Direction
Check every line for the word "name" and give the number of lines where it occurs, nothing else.

Dataset excerpts

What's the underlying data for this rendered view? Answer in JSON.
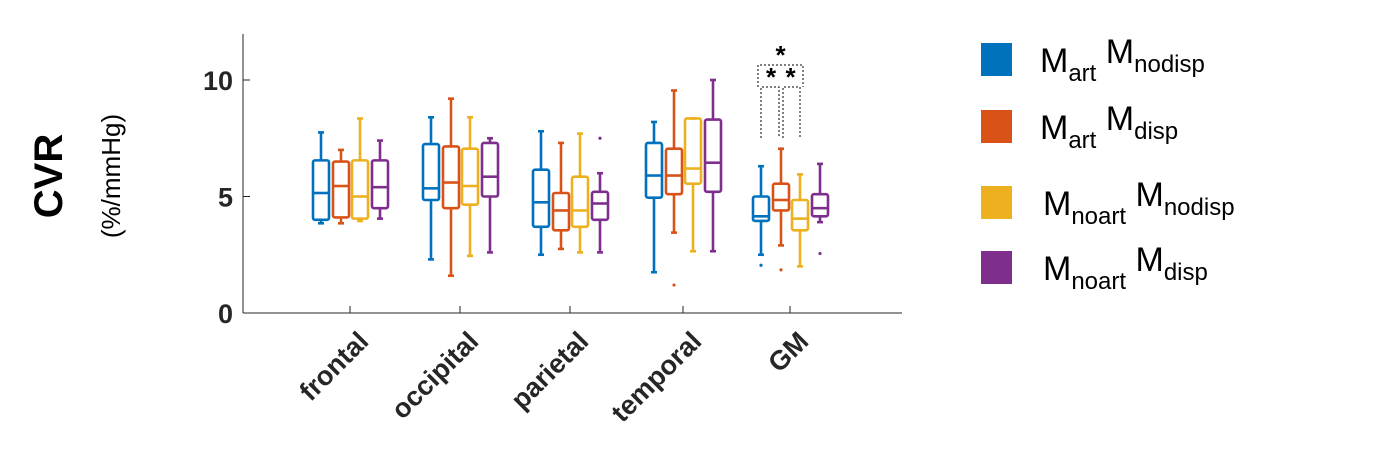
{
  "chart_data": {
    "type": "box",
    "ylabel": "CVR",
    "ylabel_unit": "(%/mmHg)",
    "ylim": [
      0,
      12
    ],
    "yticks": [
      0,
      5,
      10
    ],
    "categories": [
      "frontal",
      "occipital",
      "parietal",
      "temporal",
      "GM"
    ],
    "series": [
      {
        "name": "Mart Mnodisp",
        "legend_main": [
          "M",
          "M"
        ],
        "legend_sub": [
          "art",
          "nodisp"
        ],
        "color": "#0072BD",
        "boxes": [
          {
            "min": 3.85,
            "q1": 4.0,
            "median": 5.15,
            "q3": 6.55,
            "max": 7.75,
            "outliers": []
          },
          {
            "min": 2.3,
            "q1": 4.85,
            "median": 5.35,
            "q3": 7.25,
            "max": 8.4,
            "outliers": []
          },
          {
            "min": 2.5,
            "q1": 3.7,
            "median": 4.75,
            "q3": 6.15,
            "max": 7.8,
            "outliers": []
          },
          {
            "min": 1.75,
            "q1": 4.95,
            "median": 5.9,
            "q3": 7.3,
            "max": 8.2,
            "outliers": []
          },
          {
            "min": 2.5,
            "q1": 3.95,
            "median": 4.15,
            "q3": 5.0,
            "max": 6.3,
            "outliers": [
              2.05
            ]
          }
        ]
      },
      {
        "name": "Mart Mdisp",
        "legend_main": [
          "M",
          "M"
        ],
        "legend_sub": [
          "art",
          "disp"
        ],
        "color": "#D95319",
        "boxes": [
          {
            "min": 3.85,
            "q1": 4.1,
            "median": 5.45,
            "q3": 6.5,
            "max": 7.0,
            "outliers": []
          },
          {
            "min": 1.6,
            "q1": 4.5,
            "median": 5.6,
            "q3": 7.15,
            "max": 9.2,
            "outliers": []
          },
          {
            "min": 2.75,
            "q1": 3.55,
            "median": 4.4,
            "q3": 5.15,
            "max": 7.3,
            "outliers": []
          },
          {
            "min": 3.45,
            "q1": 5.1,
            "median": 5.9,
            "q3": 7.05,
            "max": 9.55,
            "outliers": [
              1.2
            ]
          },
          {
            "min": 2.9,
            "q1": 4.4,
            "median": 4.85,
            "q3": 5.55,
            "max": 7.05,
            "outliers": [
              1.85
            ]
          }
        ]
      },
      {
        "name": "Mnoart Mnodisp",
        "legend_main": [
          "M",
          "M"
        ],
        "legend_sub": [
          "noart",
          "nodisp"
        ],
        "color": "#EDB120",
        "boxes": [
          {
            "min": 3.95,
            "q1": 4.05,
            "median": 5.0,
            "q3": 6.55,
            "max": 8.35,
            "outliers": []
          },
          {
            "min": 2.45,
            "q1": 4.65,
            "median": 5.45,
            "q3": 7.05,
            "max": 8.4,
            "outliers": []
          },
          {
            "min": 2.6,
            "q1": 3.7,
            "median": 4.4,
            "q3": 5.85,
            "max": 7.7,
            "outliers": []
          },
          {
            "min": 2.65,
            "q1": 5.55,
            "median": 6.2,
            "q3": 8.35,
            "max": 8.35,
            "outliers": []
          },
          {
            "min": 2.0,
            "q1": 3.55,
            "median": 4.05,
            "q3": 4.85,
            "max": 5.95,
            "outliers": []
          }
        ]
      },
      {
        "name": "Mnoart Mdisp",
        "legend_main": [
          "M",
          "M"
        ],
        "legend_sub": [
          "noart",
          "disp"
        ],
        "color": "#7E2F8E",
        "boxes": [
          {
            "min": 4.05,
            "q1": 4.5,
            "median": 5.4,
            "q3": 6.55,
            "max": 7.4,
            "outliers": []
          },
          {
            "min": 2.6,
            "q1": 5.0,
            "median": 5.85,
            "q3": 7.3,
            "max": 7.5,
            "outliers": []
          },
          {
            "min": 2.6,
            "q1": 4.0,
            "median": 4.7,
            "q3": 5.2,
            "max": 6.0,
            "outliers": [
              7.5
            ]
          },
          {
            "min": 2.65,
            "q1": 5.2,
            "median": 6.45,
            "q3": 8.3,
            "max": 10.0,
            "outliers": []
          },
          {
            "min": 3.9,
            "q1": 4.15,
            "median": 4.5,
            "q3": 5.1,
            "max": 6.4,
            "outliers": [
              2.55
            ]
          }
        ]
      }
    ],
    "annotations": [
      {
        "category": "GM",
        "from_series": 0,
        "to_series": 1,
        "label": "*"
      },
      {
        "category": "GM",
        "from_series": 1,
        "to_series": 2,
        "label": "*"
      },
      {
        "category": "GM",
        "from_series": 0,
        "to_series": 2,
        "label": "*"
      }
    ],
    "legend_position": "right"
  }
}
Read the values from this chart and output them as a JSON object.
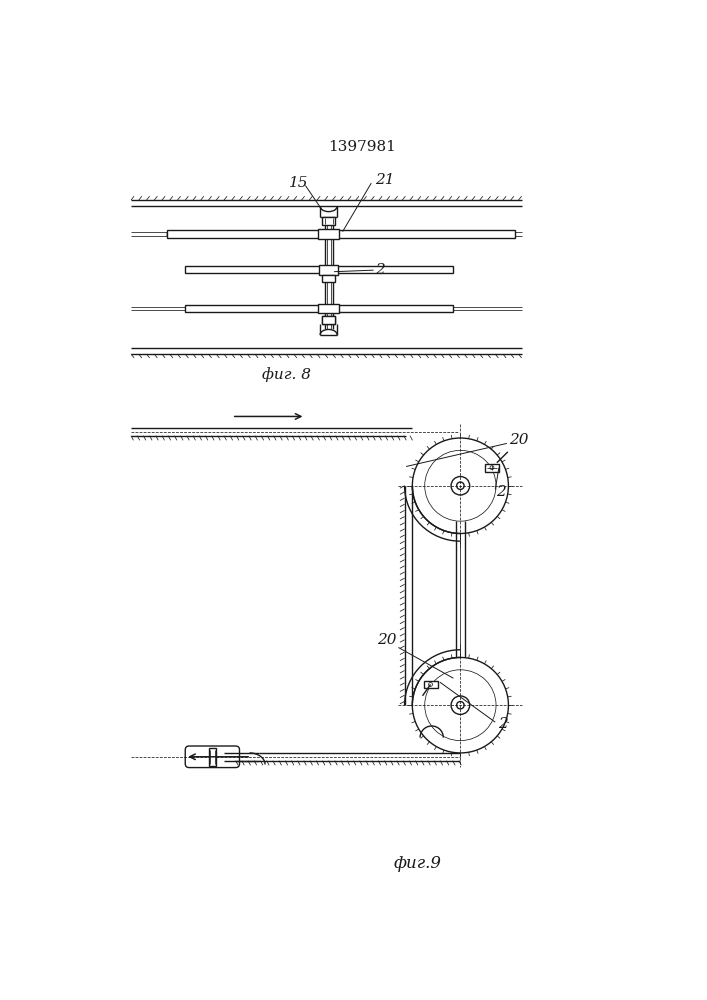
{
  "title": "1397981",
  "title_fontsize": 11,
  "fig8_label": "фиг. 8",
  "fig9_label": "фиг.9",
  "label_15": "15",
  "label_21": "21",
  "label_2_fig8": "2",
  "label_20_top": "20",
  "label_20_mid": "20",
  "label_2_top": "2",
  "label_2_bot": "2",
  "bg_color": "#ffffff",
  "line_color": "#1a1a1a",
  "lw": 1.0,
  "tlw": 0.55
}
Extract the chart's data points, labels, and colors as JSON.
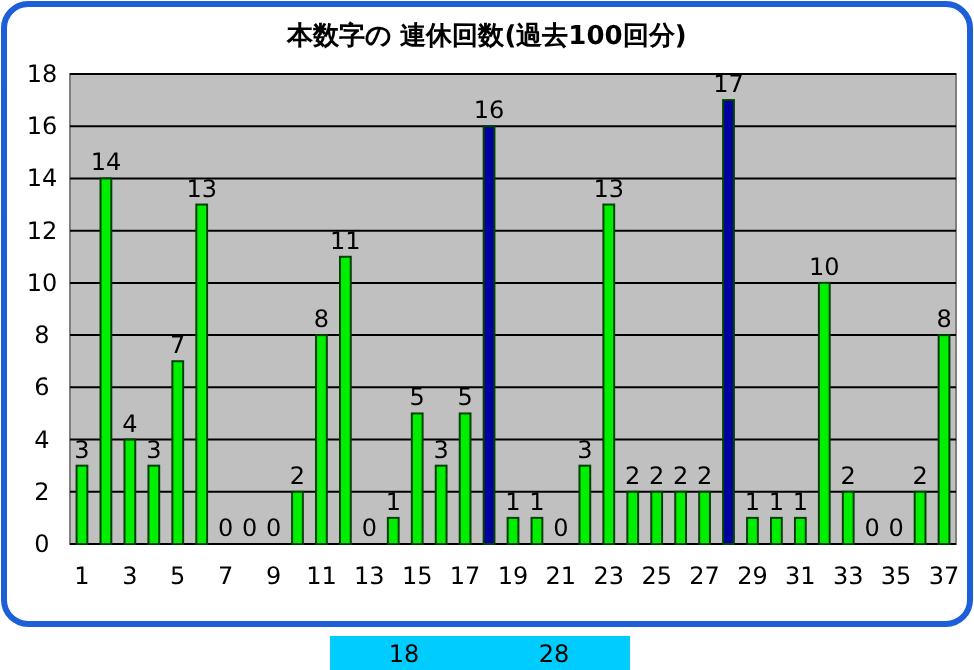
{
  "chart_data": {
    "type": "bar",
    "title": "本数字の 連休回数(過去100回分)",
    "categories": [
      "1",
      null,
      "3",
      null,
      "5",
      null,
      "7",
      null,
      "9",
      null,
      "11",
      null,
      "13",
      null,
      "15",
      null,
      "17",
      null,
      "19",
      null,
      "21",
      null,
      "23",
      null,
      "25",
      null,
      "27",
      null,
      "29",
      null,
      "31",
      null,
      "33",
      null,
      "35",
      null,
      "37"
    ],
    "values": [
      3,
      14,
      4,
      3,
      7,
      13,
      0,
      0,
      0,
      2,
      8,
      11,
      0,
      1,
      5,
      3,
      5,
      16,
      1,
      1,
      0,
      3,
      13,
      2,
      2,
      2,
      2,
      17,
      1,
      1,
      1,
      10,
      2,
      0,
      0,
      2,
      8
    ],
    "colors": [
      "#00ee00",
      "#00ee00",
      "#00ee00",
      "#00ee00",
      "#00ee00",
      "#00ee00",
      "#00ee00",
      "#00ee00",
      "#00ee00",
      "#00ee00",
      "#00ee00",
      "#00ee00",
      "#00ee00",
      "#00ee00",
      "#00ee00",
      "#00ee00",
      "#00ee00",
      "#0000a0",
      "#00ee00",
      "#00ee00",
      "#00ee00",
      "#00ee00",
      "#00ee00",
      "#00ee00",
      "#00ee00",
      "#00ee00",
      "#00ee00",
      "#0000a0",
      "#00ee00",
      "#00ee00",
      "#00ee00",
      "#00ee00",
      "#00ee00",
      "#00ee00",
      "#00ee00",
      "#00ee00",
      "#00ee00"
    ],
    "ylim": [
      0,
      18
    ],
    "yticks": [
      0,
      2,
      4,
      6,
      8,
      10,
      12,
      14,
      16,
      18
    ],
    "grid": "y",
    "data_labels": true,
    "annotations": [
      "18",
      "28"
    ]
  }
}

Answer to this exercise
4